Short exercise
Retype the data below without altering anything.

Stored dataset items
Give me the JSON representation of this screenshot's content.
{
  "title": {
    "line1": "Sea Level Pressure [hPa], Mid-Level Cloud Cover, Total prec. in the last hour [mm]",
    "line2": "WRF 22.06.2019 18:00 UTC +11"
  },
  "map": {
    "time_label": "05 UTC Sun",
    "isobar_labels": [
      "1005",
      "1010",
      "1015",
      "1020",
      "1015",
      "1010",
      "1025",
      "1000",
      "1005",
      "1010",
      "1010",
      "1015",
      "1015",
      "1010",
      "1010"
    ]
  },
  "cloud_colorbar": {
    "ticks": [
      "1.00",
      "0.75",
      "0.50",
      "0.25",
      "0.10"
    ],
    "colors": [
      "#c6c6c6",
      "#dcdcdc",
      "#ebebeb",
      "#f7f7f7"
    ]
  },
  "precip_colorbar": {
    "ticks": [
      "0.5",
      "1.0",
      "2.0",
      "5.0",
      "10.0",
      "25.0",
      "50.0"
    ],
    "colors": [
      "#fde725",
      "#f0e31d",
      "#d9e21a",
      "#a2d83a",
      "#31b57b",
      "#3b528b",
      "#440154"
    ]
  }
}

Complete response
Give me the JSON representation of this screenshot's content.
{
  "title": {
    "line1": "Sea Level Pressure [hPa], Mid-Level Cloud Cover, Total prec. in the last hour [mm]",
    "line2": "WRF 22.06.2019 18:00 UTC +11"
  },
  "map": {
    "time_label": "05 UTC Sun",
    "isobar_labels": [
      "1005",
      "1010",
      "1015",
      "1020",
      "1015",
      "1010",
      "1025",
      "1000",
      "1005",
      "1010",
      "1010",
      "1015",
      "1015",
      "1010",
      "1010"
    ]
  },
  "cloud_colorbar": {
    "ticks": [
      "1.00",
      "0.75",
      "0.50",
      "0.25",
      "0.10"
    ],
    "colors": [
      "#c6c6c6",
      "#dcdcdc",
      "#ebebeb",
      "#f7f7f7"
    ]
  },
  "precip_colorbar": {
    "ticks": [
      "0.5",
      "1.0",
      "2.0",
      "5.0",
      "10.0",
      "25.0",
      "50.0"
    ],
    "colors": [
      "#fde725",
      "#f0e31d",
      "#d9e21a",
      "#a2d83a",
      "#31b57b",
      "#3b528b",
      "#440154"
    ]
  }
}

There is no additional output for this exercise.